__To be done__
In the records below, find each line with the word "CoDemy" and copy it.

----------------

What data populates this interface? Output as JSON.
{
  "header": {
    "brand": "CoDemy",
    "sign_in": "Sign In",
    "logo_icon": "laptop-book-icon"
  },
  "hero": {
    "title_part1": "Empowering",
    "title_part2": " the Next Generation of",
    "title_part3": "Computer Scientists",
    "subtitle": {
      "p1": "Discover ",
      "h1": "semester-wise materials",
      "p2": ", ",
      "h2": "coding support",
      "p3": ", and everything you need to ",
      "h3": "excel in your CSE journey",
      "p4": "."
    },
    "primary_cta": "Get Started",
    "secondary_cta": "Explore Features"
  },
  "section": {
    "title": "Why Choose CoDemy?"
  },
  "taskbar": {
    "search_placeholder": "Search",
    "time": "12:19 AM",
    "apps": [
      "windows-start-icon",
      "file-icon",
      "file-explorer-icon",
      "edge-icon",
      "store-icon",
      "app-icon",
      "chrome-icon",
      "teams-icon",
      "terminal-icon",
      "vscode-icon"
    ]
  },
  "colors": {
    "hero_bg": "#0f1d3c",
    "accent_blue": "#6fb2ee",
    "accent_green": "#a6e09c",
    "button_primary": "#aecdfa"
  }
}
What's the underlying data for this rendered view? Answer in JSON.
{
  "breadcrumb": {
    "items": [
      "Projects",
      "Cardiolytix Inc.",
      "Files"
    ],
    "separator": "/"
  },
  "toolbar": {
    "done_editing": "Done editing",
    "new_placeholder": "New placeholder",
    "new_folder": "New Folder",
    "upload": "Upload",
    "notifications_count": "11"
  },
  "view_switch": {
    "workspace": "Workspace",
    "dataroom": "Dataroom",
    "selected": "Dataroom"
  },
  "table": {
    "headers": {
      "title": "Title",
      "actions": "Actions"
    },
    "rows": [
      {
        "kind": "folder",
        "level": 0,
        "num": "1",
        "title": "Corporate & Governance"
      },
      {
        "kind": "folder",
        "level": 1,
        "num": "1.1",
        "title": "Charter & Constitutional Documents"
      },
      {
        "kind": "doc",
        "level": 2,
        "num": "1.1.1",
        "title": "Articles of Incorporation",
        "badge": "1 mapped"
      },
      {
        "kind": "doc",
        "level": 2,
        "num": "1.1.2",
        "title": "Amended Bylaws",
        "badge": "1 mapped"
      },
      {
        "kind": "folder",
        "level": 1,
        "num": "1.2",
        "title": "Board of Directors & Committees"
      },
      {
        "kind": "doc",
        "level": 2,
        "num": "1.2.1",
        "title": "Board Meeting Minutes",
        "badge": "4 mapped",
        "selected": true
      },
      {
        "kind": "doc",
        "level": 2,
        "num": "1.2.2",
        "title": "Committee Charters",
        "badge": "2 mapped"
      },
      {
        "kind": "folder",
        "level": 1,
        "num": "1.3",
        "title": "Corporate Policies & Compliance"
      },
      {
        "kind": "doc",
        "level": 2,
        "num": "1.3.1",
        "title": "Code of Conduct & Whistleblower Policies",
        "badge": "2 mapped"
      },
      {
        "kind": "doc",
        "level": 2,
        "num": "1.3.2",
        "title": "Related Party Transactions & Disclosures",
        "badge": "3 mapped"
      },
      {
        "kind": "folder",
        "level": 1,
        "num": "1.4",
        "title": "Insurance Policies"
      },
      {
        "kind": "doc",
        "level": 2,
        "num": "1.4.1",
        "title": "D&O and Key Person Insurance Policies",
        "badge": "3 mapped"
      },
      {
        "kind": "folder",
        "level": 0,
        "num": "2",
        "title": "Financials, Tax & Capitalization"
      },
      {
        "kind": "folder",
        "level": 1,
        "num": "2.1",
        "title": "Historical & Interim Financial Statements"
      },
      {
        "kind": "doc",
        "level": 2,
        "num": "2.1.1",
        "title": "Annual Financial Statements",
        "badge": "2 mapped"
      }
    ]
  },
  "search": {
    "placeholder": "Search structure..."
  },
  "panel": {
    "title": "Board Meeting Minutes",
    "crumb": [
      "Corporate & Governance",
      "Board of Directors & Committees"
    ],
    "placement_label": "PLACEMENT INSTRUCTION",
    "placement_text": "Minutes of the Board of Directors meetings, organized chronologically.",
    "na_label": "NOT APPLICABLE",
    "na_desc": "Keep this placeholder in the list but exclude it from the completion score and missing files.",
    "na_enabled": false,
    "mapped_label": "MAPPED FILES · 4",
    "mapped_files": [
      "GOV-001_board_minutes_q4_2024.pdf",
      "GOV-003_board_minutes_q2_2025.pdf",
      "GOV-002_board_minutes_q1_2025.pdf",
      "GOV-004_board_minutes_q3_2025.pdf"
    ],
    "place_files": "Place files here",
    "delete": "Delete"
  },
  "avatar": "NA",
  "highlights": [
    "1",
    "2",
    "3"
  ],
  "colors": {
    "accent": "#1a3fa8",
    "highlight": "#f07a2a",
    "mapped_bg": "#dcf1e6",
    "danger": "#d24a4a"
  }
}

----------------

__Problem solution__
    "brand": "CoDemy",
    "title": "Why Choose CoDemy?"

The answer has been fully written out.